■ What needs to be done: Among these lines, how many include "Daily"? Answer only with the number.
## Start Given records
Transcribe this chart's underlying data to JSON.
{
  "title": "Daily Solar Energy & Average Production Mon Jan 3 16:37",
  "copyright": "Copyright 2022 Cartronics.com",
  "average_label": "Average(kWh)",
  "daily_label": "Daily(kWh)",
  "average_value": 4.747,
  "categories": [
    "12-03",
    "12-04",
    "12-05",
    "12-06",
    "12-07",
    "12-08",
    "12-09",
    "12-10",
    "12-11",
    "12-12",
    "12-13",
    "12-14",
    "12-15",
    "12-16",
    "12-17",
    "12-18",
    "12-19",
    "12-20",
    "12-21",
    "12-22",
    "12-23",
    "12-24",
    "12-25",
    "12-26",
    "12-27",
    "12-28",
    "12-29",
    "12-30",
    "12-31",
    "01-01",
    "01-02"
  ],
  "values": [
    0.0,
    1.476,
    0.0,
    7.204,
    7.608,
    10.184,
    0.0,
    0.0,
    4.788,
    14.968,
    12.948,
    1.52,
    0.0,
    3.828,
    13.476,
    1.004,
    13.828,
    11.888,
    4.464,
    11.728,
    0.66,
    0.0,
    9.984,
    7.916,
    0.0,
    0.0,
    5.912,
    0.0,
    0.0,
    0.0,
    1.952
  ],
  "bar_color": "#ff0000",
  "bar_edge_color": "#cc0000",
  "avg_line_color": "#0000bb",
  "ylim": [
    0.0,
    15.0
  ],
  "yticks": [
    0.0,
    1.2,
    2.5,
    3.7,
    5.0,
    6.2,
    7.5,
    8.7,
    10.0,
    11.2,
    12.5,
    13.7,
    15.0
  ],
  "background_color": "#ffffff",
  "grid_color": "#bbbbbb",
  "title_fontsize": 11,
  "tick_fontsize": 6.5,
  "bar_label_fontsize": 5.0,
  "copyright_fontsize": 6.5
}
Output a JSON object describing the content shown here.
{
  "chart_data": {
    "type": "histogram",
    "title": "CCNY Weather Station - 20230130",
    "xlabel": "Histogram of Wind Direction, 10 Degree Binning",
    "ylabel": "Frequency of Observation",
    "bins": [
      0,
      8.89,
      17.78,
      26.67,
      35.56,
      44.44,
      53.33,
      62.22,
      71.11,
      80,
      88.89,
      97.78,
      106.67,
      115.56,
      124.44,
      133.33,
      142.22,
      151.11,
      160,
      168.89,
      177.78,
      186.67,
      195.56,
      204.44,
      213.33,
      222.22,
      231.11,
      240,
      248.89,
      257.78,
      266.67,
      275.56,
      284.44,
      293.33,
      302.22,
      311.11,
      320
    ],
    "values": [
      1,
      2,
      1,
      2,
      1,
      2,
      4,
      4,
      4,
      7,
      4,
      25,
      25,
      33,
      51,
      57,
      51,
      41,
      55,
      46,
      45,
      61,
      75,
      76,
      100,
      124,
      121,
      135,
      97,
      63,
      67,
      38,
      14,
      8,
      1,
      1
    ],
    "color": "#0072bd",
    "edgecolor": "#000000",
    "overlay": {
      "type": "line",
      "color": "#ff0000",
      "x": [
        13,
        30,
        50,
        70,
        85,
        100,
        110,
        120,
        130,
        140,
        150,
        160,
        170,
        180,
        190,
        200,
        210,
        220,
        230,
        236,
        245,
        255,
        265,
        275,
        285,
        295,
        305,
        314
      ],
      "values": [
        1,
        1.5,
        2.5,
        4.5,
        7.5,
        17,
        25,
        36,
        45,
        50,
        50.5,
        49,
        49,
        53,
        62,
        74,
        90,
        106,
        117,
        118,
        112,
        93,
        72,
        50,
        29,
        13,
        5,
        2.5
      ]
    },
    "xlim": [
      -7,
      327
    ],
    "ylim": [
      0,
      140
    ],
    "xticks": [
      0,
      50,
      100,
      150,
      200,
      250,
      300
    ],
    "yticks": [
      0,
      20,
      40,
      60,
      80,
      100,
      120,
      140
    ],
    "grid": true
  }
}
## End Given records
■ Solution for this exercise: 2